* Job *
Count every line that includes the string "following" in the entries that follow. Nothing besides the number is needed.

========================

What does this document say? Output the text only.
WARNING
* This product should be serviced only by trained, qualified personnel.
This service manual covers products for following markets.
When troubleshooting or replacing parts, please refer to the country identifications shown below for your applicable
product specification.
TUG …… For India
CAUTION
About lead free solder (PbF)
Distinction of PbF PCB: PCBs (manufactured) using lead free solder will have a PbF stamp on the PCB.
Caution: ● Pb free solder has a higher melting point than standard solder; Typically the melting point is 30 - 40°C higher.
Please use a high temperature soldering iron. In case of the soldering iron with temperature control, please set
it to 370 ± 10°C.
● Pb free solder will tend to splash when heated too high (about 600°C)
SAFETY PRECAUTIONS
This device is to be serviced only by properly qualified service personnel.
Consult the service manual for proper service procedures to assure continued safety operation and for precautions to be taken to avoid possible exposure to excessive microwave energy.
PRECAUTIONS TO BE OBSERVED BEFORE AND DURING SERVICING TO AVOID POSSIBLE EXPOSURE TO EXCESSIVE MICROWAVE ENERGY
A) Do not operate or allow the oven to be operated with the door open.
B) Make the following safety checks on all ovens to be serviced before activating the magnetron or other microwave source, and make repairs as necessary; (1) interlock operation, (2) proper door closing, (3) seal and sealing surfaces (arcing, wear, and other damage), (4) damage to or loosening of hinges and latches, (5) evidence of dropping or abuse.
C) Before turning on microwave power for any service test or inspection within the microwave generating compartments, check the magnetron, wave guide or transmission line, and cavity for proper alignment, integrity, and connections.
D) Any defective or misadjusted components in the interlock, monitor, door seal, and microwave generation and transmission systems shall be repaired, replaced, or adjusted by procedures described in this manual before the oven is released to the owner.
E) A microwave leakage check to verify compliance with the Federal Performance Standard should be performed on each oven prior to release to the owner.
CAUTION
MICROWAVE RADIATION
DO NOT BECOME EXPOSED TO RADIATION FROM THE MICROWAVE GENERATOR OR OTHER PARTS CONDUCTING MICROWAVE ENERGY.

========================

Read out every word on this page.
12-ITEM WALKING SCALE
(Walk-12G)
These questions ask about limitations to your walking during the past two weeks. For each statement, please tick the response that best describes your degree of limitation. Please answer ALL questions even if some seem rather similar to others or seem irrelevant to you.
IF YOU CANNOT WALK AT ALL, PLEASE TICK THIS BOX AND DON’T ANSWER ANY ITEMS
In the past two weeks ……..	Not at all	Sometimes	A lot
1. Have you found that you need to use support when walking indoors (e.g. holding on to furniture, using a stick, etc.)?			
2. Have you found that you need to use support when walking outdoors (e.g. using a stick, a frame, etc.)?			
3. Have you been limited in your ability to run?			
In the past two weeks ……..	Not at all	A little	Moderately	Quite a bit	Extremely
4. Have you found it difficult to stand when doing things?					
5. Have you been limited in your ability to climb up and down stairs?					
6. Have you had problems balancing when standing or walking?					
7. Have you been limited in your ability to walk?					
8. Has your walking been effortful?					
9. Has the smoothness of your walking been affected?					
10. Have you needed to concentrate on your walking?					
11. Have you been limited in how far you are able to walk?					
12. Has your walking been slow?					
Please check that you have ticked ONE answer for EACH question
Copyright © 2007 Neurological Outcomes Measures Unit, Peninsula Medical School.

========================

* Response below *
2